The aforementioned behavioral and biochemical effects suggest that EEPE has the ability to improve cognitive function by the regulation of the antioxidant system.

Conclusion

This study clearly demonstrates that EEPE fruits showed marked beneficial effects for improving the learning, memory, and antioxidant potential. Among ripe and unripe fruits, significant cognitive enhancing effects were observed by unripe fruit which is comparable with the standard. Thus, this plant extract can be useful in the treatment of various cognitive disorders, dementia, and neurodegenerative disorders, especially AD. In spite of these findings, further studies are in progress for isolating and identifying promising nootropic compound(s).

Ethical Approval

The study protocol was approved by the Ethics Committee of the Department of Pharmacy, Southeast University, Dhaka, Bangladesh. The care and use of animals were followed in accordance with the principles of NIH.

§ Explore the material:
1 – Update the EEPE study text from the words "The aforementioned behavioral" through the words "the antioxidant system.", swapping "antioxidant system" for "redox balance".
2 – Continue the EEPE study text from the point where it stops.
The items come from a separate source and are not part of the EEPE study text.

§ Provided information:

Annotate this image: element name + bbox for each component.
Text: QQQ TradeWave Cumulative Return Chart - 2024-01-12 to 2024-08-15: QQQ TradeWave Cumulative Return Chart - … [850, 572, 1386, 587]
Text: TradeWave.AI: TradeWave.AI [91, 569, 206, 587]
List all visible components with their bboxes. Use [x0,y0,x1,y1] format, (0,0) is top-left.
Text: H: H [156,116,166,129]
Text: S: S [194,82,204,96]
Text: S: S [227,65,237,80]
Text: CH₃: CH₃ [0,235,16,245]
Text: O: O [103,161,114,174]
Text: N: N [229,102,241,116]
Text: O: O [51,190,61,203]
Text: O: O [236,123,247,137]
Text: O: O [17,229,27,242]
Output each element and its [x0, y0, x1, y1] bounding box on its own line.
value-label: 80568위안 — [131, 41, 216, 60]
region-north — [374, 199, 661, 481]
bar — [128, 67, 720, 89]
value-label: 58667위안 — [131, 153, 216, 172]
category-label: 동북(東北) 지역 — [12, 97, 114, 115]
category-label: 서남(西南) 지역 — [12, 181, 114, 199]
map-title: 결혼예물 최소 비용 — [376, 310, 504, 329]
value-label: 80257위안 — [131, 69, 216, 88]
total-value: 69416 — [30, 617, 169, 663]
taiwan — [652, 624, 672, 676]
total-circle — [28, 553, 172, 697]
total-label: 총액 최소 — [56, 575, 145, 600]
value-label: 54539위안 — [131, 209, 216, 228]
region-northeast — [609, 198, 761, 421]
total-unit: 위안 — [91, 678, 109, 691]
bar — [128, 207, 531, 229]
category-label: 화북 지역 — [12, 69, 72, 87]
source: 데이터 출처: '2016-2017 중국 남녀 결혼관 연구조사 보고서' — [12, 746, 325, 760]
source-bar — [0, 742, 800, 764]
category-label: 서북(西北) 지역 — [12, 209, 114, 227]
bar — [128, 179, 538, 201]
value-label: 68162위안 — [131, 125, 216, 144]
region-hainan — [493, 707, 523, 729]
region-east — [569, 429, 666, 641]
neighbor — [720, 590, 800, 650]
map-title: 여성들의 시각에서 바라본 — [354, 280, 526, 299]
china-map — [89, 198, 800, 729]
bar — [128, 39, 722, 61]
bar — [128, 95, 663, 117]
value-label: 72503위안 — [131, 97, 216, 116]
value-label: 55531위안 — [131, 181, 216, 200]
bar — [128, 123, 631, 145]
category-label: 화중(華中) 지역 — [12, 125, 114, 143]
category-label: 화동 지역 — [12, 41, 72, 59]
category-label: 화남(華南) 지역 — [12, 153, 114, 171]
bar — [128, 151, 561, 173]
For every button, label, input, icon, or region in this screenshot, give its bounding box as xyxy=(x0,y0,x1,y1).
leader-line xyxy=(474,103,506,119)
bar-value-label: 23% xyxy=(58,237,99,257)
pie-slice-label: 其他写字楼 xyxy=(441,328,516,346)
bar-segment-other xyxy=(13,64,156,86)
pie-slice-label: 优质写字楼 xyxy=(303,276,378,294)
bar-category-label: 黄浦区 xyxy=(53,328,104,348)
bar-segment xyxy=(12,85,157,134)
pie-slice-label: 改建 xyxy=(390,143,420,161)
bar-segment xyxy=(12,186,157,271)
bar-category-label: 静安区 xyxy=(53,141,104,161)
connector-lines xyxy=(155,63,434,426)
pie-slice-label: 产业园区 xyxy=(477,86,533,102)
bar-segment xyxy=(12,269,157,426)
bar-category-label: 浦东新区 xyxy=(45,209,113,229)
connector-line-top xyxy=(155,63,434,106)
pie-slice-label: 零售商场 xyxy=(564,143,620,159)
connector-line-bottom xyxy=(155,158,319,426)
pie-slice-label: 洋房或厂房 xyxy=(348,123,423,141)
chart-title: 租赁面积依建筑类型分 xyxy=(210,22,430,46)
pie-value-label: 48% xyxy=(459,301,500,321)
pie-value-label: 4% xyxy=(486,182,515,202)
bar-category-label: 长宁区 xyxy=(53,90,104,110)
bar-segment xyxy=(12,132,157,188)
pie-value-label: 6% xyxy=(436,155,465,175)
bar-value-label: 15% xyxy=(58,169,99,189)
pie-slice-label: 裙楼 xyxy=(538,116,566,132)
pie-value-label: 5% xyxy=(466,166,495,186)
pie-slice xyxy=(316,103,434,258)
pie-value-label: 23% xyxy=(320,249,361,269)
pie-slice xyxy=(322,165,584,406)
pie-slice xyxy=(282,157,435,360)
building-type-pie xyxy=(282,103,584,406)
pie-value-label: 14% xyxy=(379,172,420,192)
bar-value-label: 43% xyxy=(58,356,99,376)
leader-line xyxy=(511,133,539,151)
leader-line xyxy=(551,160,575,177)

§ Exercise results:
1 –
The aforementioned behavioral and biochemical effects suggest that EEPE has the ability to improve cognitive function by the regulation of the redox balance.

2 –
Authors' Contributions

This work was carried out in collaboration among all authors. M.S.U. and M.A. designed the study, wrote the protocol, managed the analyses of the study, and prepared the draft of the manuscript. M.S.U., A.A.M. and M.S.H. performed the laboratory experiments. F.A. collected and prepared the plant extract and performed literature review. M.A.I. participated in data analysis and interpretation. All authors read and approved the final manuscript.

Disclosure Statement

The authors proclaim that they have no competing interests.